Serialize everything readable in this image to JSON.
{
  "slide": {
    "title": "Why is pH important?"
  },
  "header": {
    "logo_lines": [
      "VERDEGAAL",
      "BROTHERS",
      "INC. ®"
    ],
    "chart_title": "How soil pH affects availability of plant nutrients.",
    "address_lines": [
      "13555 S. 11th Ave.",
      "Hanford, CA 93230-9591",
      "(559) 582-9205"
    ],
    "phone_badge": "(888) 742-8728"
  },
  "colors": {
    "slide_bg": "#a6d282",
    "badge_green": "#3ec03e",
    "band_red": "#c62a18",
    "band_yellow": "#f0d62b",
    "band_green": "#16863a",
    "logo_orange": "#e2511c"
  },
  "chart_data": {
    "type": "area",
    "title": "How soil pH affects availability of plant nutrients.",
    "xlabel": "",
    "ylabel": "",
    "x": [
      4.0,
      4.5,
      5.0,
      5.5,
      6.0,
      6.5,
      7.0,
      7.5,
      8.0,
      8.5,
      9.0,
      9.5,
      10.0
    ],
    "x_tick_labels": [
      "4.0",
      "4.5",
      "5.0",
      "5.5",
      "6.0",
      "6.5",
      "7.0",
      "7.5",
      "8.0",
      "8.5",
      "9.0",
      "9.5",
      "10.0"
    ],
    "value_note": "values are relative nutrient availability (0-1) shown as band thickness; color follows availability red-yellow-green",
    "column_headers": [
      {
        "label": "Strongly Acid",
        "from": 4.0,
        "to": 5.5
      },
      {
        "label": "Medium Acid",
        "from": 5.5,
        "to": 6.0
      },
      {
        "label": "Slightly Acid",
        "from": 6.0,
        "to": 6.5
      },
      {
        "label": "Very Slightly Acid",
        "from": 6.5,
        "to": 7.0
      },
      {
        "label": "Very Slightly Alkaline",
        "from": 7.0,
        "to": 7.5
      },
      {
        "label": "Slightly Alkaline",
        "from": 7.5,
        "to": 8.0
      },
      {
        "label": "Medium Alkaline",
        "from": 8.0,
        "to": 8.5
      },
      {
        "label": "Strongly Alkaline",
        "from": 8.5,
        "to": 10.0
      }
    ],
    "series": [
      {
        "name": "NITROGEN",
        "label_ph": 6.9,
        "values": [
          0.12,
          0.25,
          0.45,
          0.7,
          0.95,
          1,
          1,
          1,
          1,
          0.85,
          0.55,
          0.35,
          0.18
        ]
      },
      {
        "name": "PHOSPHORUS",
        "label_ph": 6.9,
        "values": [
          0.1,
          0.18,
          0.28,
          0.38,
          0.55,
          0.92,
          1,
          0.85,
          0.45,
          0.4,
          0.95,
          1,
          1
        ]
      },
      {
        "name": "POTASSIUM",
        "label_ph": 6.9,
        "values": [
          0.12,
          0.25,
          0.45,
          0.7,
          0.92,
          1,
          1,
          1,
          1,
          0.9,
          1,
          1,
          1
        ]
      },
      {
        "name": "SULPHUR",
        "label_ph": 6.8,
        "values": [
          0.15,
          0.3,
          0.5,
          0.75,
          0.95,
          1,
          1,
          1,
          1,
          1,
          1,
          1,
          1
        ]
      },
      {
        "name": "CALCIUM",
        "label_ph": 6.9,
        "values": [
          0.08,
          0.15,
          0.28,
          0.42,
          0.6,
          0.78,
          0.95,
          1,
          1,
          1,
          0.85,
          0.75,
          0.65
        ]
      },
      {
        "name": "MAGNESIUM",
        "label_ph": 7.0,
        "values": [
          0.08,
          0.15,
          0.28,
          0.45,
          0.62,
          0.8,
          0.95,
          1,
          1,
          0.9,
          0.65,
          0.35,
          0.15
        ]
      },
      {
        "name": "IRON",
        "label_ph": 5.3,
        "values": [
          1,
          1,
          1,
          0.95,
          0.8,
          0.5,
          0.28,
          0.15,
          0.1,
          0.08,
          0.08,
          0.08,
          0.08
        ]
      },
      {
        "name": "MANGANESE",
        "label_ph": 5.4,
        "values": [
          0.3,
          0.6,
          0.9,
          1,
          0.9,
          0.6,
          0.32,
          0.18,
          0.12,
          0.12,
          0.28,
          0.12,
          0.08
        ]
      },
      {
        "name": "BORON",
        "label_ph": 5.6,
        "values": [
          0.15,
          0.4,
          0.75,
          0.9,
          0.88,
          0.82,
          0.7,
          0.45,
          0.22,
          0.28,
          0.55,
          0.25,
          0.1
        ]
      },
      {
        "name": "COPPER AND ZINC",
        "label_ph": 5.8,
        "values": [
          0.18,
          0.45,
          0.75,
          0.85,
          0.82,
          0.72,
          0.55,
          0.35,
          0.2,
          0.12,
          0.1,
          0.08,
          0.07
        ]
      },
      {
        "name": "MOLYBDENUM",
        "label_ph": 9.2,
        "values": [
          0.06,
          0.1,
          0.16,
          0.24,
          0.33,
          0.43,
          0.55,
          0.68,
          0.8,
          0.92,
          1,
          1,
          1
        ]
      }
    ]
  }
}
::::::::
> _Exercise directions_
Write out every entry above, word for word.

> _Response to the exercise_
Serialize everything readable in this image to JSON.
{
  "slide": {
    "title": "Why is pH important?"
  },
  "header": {
    "logo_lines": [
      "VERDEGAAL",
      "BROTHERS",
      "INC. ®"
    ],
    "chart_title": "How soil pH affects availability of plant nutrients.",
    "address_lines": [
      "13555 S. 11th Ave.",
      "Hanford, CA 93230-9591",
      "(559) 582-9205"
    ],
    "phone_badge": "(888) 742-8728"
  },
  "colors": {
    "slide_bg": "#a6d282",
    "badge_green": "#3ec03e",
    "band_red": "#c62a18",
    "band_yellow": "#f0d62b",
    "band_green": "#16863a",
    "logo_orange": "#e2511c"
  },
  "chart_data": {
    "type": "area",
    "title": "How soil pH affects availability of plant nutrients.",
    "xlabel": "",
    "ylabel": "",
    "x": [
      4.0,
      4.5,
      5.0,
      5.5,
      6.0,
      6.5,
      7.0,
      7.5,
      8.0,
      8.5,
      9.0,
      9.5,
      10.0
    ],
    "x_tick_labels": [
      "4.0",
      "4.5",
      "5.0",
      "5.5",
      "6.0",
      "6.5",
      "7.0",
      "7.5",
      "8.0",
      "8.5",
      "9.0",
      "9.5",
      "10.0"
    ],
    "value_note": "values are relative nutrient availability (0-1) shown as band thickness; color follows availability red-yellow-green",
    "column_headers": [
      {
        "label": "Strongly Acid",
        "from": 4.0,
        "to": 5.5
      },
      {
        "label": "Medium Acid",
        "from": 5.5,
        "to": 6.0
      },
      {
        "label": "Slightly Acid",
        "from": 6.0,
        "to": 6.5
      },
      {
        "label": "Very Slightly Acid",
        "from": 6.5,
        "to": 7.0
      },
      {
        "label": "Very Slightly Alkaline",
        "from": 7.0,
        "to": 7.5
      },
      {
        "label": "Slightly Alkaline",
        "from": 7.5,
        "to": 8.0
      },
      {
        "label": "Medium Alkaline",
        "from": 8.0,
        "to": 8.5
      },
      {
        "label": "Strongly Alkaline",
        "from": 8.5,
        "to": 10.0
      }
    ],
    "series": [
      {
        "name": "NITROGEN",
        "label_ph": 6.9,
        "values": [
          0.12,
          0.25,
          0.45,
          0.7,
          0.95,
          1,
          1,
          1,
          1,
          0.85,
          0.55,
          0.35,
          0.18
        ]
      },
      {
        "name": "PHOSPHORUS",
        "label_ph": 6.9,
        "values": [
          0.1,
          0.18,
          0.28,
          0.38,
          0.55,
          0.92,
          1,
          0.85,
          0.45,
          0.4,
          0.95,
          1,
          1
        ]
      },
      {
        "name": "POTASSIUM",
        "label_ph": 6.9,
        "values": [
          0.12,
          0.25,
          0.45,
          0.7,
          0.92,
          1,
          1,
          1,
          1,
          0.9,
          1,
          1,
          1
        ]
      },
      {
        "name": "SULPHUR",
        "label_ph": 6.8,
        "values": [
          0.15,
          0.3,
          0.5,
          0.75,
          0.95,
          1,
          1,
          1,
          1,
          1,
          1,
          1,
          1
        ]
      },
      {
        "name": "CALCIUM",
        "label_ph": 6.9,
        "values": [
          0.08,
          0.15,
          0.28,
          0.42,
          0.6,
          0.78,
          0.95,
          1,
          1,
          1,
          0.85,
          0.75,
          0.65
        ]
      },
      {
        "name": "MAGNESIUM",
        "label_ph": 7.0,
        "values": [
          0.08,
          0.15,
          0.28,
          0.45,
          0.62,
          0.8,
          0.95,
          1,
          1,
          0.9,
          0.65,
          0.35,
          0.15
        ]
      },
      {
        "name": "IRON",
        "label_ph": 5.3,
        "values": [
          1,
          1,
          1,
          0.95,
          0.8,
          0.5,
          0.28,
          0.15,
          0.1,
          0.08,
          0.08,
          0.08,
          0.08
        ]
      },
      {
        "name": "MANGANESE",
        "label_ph": 5.4,
        "values": [
          0.3,
          0.6,
          0.9,
          1,
          0.9,
          0.6,
          0.32,
          0.18,
          0.12,
          0.12,
          0.28,
          0.12,
          0.08
        ]
      },
      {
        "name": "BORON",
        "label_ph": 5.6,
        "values": [
          0.15,
          0.4,
          0.75,
          0.9,
          0.88,
          0.82,
          0.7,
          0.45,
          0.22,
          0.28,
          0.55,
          0.25,
          0.1
        ]
      },
      {
        "name": "COPPER AND ZINC",
        "label_ph": 5.8,
        "values": [
          0.18,
          0.45,
          0.75,
          0.85,
          0.82,
          0.72,
          0.55,
          0.35,
          0.2,
          0.12,
          0.1,
          0.08,
          0.07
        ]
      },
      {
        "name": "MOLYBDENUM",
        "label_ph": 9.2,
        "values": [
          0.06,
          0.1,
          0.16,
          0.24,
          0.33,
          0.43,
          0.55,
          0.68,
          0.8,
          0.92,
          1,
          1,
          1
        ]
      }
    ]
  }
}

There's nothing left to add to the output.